### What is asked
Write the material out again exactly.

Entries taken from a collection
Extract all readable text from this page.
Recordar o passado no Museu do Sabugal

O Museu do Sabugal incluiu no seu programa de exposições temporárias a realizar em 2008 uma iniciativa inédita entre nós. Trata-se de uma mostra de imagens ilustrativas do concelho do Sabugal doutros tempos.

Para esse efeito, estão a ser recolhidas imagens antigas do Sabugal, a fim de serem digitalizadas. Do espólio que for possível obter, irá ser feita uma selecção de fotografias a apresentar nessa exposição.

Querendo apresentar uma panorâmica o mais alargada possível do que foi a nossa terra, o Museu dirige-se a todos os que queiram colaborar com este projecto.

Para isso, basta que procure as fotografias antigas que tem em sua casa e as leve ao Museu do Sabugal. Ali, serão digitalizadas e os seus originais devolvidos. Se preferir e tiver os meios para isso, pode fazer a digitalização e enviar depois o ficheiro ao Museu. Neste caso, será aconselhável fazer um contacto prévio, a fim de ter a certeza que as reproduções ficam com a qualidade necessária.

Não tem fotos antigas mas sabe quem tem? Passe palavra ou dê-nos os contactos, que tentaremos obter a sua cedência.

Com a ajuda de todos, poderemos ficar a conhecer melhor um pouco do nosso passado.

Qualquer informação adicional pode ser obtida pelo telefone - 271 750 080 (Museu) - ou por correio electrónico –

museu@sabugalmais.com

### Written reply
Extract all readable text from this page.
Recordar o passado no Museu do Sabugal

O Museu do Sabugal incluiu no seu programa de exposições temporárias a realizar em 2008 uma iniciativa inédita entre nós. Trata-se de uma mostra de imagens ilustrativas do concelho do Sabugal doutros tempos.

Para esse efeito, estão a ser recolhidas imagens antigas do Sabugal, a fim de serem digitalizadas. Do espólio que for possível obter, irá ser feita uma selecção de fotografias a apresentar nessa exposição.

Querendo apresentar uma panorâmica o mais alargada possível do que foi a nossa terra, o Museu dirige-se a todos os que queiram colaborar com este projecto.

Para isso, basta que procure as fotografias antigas que tem em sua casa e as leve ao Museu do Sabugal. Ali, serão digitalizadas e os seus originais devolvidos. Se preferir e tiver os meios para isso, pode fazer a digitalização e enviar depois o ficheiro ao Museu. Neste caso, será aconselhável fazer um contacto prévio, a fim de ter a certeza que as reproduções ficam com a qualidade necessária.

Não tem fotos antigas mas sabe quem tem? Passe palavra ou dê-nos os contactos, que tentaremos obter a sua cedência.

Com a ajuda de todos, poderemos ficar a conhecer melhor um pouco do nosso passado.

Qualquer informação adicional pode ser obtida pelo telefone - 271 750 080 (Museu) - ou por correio electrónico –

museu@sabugalmais.com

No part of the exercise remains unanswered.